Below are the records; collect from them each line containing the string "header".
※ ※ ※
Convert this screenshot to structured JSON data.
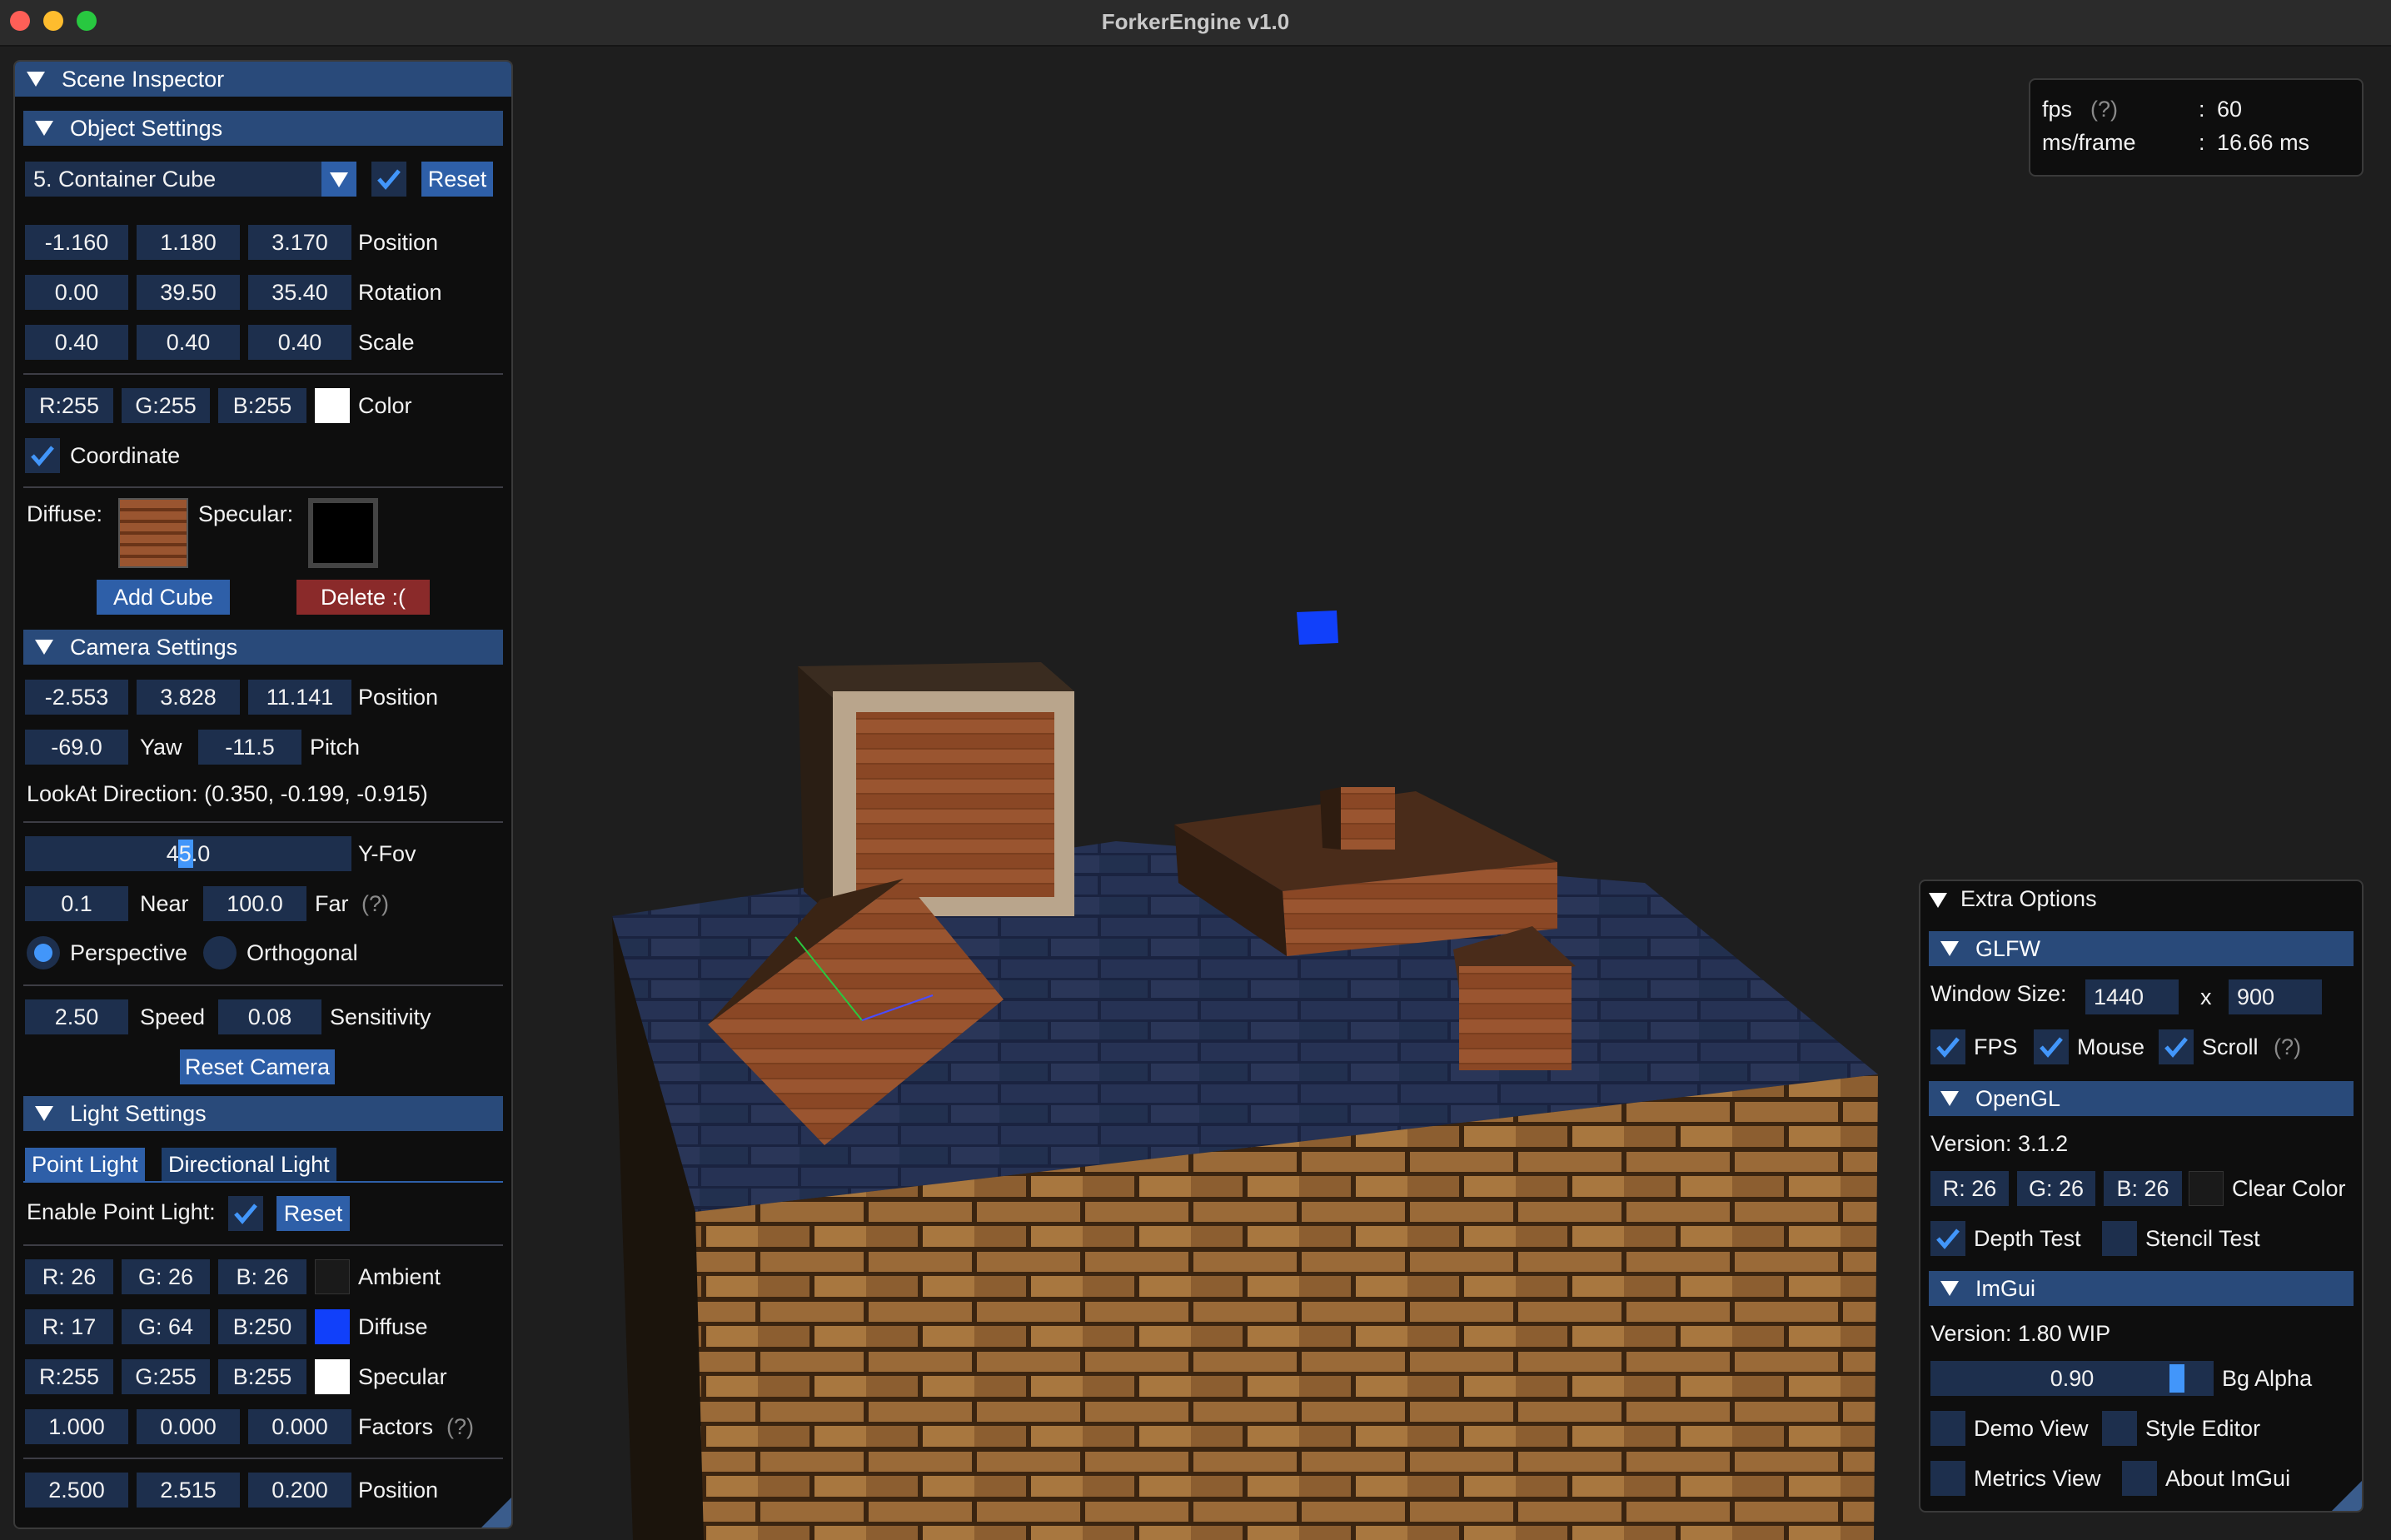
{
  "app": {
    "window_title": "ForkerEngine v1.0"
  },
  "colors": {
    "header": "#294a7a",
    "field": "#1d2f4d",
    "button": "#2e5fa8",
    "delete": "#8a2a2a",
    "check": "#4296fa"
  },
  "scene_inspector": {
    "title": "Scene Inspector",
    "object_settings": {
      "header": "Object Settings",
      "selected_object": "5. Container Cube",
      "reset_label": "Reset",
      "position": [
        "-1.160",
        "1.180",
        "3.170"
      ],
      "position_label": "Position",
      "rotation": [
        "0.00",
        "39.50",
        "35.40"
      ],
      "rotation_label": "Rotation",
      "scale": [
        "0.40",
        "0.40",
        "0.40"
      ],
      "scale_label": "Scale",
      "color": [
        "R:255",
        "G:255",
        "B:255"
      ],
      "color_label": "Color",
      "color_swatch": "#ffffff",
      "coordinate_label": "Coordinate",
      "diffuse_label": "Diffuse:",
      "specular_label": "Specular:",
      "add_cube_label": "Add Cube",
      "delete_label": "Delete :("
    },
    "camera_settings": {
      "header": "Camera Settings",
      "position": [
        "-2.553",
        "3.828",
        "11.141"
      ],
      "position_label": "Position",
      "yaw": "-69.0",
      "yaw_label": "Yaw",
      "pitch": "-11.5",
      "pitch_label": "Pitch",
      "lookat": "LookAt Direction: (0.350, -0.199, -0.915)",
      "fov": "45.0",
      "fov_label": "Y-Fov",
      "near": "0.1",
      "near_label": "Near",
      "far": "100.0",
      "far_label": "Far",
      "help": "(?)",
      "perspective_label": "Perspective",
      "orthogonal_label": "Orthogonal",
      "speed": "2.50",
      "speed_label": "Speed",
      "sensitivity": "0.08",
      "sensitivity_label": "Sensitivity",
      "reset_camera_label": "Reset Camera"
    },
    "light_settings": {
      "header": "Light Settings",
      "tabs": [
        "Point Light",
        "Directional Light"
      ],
      "enable_label": "Enable Point Light:",
      "reset_label": "Reset",
      "ambient": [
        "R: 26",
        "G: 26",
        "B: 26"
      ],
      "ambient_label": "Ambient",
      "ambient_swatch": "#1a1a1a",
      "diffuse": [
        "R: 17",
        "G: 64",
        "B:250"
      ],
      "diffuse_label": "Diffuse",
      "diffuse_swatch": "#1140fa",
      "specular": [
        "R:255",
        "G:255",
        "B:255"
      ],
      "specular_label": "Specular",
      "specular_swatch": "#ffffff",
      "factors": [
        "1.000",
        "0.000",
        "0.000"
      ],
      "factors_label": "Factors",
      "help": "(?)",
      "position": [
        "2.500",
        "2.515",
        "0.200"
      ],
      "position_label": "Position"
    }
  },
  "fps_overlay": {
    "fps_label": "fps",
    "help": "(?)",
    "colon": ":",
    "fps_value": "60",
    "ms_label": "ms/frame",
    "ms_value": "16.66 ms"
  },
  "extra_options": {
    "title": "Extra Options",
    "glfw": {
      "header": "GLFW",
      "window_size_label": "Window Size:",
      "width": "1440",
      "x_label": "x",
      "height": "900",
      "fps_label": "FPS",
      "mouse_label": "Mouse",
      "scroll_label": "Scroll",
      "help": "(?)"
    },
    "opengl": {
      "header": "OpenGL",
      "version": "Version: 3.1.2",
      "clear_color": [
        "R: 26",
        "G: 26",
        "B: 26"
      ],
      "clear_color_label": "Clear Color",
      "clear_swatch": "#1a1a1a",
      "depth_test_label": "Depth Test",
      "stencil_test_label": "Stencil Test"
    },
    "imgui": {
      "header": "ImGui",
      "version": "Version: 1.80 WIP",
      "bg_alpha": "0.90",
      "bg_alpha_fraction": 0.9,
      "bg_alpha_label": "Bg Alpha",
      "demo_view_label": "Demo View",
      "style_editor_label": "Style Editor",
      "metrics_view_label": "Metrics View",
      "about_label": "About ImGui"
    }
  }
}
※ ※ ※
**Answer to this task:**
    "header": "#294a7a",
      "header": "Object Settings",
      "header": "Camera Settings",
      "header": "Light Settings",
      "header": "GLFW",
      "header": "OpenGL",
      "header": "ImGui",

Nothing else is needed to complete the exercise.